TASK BRIEF
Write the listing out again, all of it, word for word.

MATERIAL FOR THIS EXERCISE
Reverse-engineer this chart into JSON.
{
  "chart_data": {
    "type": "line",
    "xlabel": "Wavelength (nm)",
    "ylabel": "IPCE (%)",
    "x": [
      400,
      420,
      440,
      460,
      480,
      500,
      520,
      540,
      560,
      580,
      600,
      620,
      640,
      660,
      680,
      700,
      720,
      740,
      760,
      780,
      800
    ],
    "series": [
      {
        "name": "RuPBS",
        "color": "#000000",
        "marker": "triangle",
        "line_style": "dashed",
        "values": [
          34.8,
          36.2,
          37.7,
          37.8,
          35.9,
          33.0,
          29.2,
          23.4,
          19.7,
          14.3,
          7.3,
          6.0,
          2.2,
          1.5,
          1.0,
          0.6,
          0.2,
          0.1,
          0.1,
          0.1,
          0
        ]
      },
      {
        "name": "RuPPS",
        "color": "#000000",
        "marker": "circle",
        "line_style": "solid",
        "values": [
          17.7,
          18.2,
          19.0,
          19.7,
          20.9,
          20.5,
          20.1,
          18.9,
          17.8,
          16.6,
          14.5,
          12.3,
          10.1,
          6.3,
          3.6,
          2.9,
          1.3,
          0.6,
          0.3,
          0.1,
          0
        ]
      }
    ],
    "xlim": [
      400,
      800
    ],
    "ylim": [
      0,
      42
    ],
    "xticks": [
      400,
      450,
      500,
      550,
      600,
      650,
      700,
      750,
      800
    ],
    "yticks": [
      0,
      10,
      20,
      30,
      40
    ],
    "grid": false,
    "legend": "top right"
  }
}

ANSWER BELOW
Reverse-engineer this chart into JSON.
{
  "chart_data": {
    "type": "line",
    "xlabel": "Wavelength (nm)",
    "ylabel": "IPCE (%)",
    "x": [
      400,
      420,
      440,
      460,
      480,
      500,
      520,
      540,
      560,
      580,
      600,
      620,
      640,
      660,
      680,
      700,
      720,
      740,
      760,
      780,
      800
    ],
    "series": [
      {
        "name": "RuPBS",
        "color": "#000000",
        "marker": "triangle",
        "line_style": "dashed",
        "values": [
          34.8,
          36.2,
          37.7,
          37.8,
          35.9,
          33.0,
          29.2,
          23.4,
          19.7,
          14.3,
          7.3,
          6.0,
          2.2,
          1.5,
          1.0,
          0.6,
          0.2,
          0.1,
          0.1,
          0.1,
          0
        ]
      },
      {
        "name": "RuPPS",
        "color": "#000000",
        "marker": "circle",
        "line_style": "solid",
        "values": [
          17.7,
          18.2,
          19.0,
          19.7,
          20.9,
          20.5,
          20.1,
          18.9,
          17.8,
          16.6,
          14.5,
          12.3,
          10.1,
          6.3,
          3.6,
          2.9,
          1.3,
          0.6,
          0.3,
          0.1,
          0
        ]
      }
    ],
    "xlim": [
      400,
      800
    ],
    "ylim": [
      0,
      42
    ],
    "xticks": [
      400,
      450,
      500,
      550,
      600,
      650,
      700,
      750,
      800
    ],
    "yticks": [
      0,
      10,
      20,
      30,
      40
    ],
    "grid": false,
    "legend": "top right"
  }
}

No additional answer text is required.